■ STATED TASK ■
Check every line of the entries for "summary", and copy the lines that hold it.

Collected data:
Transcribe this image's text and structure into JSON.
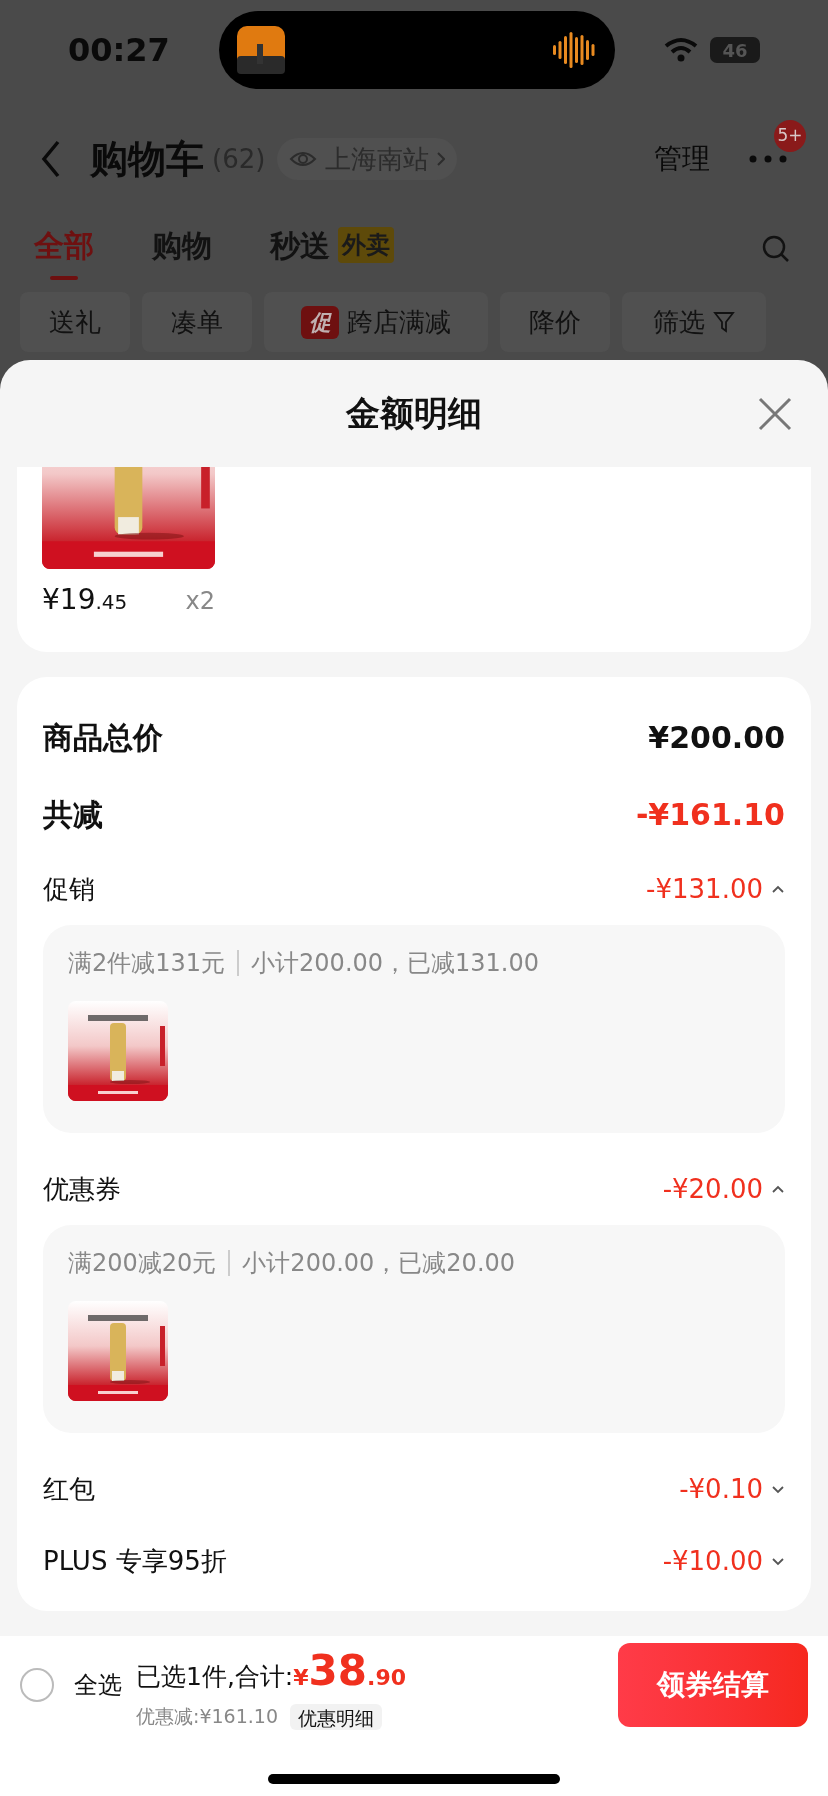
{
  "status_bar": {
    "time": "00:27",
    "battery": "46"
  },
  "header": {
    "title": "购物车",
    "count": "(62)",
    "location": "上海南站",
    "manage": "管理",
    "badge": "5+"
  },
  "tabs": [
    {
      "label": "全部",
      "selected": true
    },
    {
      "label": "购物",
      "selected": false
    },
    {
      "label": "秒送",
      "tag": "外卖",
      "selected": false
    }
  ],
  "chips": [
    {
      "label": "送礼",
      "kind": "plain"
    },
    {
      "label": "凑单",
      "kind": "plain"
    },
    {
      "label": "跨店满减",
      "tag": "促",
      "kind": "tagged"
    },
    {
      "label": "降价",
      "kind": "plain"
    },
    {
      "label": "筛选",
      "kind": "filter"
    }
  ],
  "sheet": {
    "title": "金额明细",
    "product": {
      "kind": "picture",
      "price_int": "¥19",
      "price_dec": ".45",
      "quantity": "x2"
    },
    "rows": [
      {
        "kind": "total",
        "label": "商品总价",
        "amount": "¥200.00"
      },
      {
        "kind": "reduction",
        "label": "共减",
        "amount": "-¥161.10"
      },
      {
        "kind": "discount",
        "label": "促销",
        "amount": "-¥131.00",
        "expanded": true,
        "detail": {
          "rule": "满2件减131元",
          "summary": "小计200.00，已减131.00"
        }
      },
      {
        "kind": "discount",
        "label": "优惠券",
        "amount": "-¥20.00",
        "expanded": true,
        "detail": {
          "rule": "满200减20元",
          "summary": "小计200.00，已减20.00"
        }
      },
      {
        "kind": "discount",
        "label": "红包",
        "amount": "-¥0.10",
        "expanded": false
      },
      {
        "kind": "discount",
        "label": "PLUS 专享95折",
        "amount": "-¥10.00",
        "expanded": false
      }
    ]
  },
  "bottom_bar": {
    "select_all": {
      "label": "全选",
      "checked": false
    },
    "selected_text": "已选1件,合计:",
    "currency": "¥",
    "total_int": "38",
    "total_dec": ".90",
    "saved": "优惠减:¥161.10",
    "details_button": "优惠明细",
    "checkout": "领券结算"
  }
}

■ ANSWER TO THE EXERCISE ■
          "summary": "小计200.00，已减131.00"
          "summary": "小计200.00，已减20.00"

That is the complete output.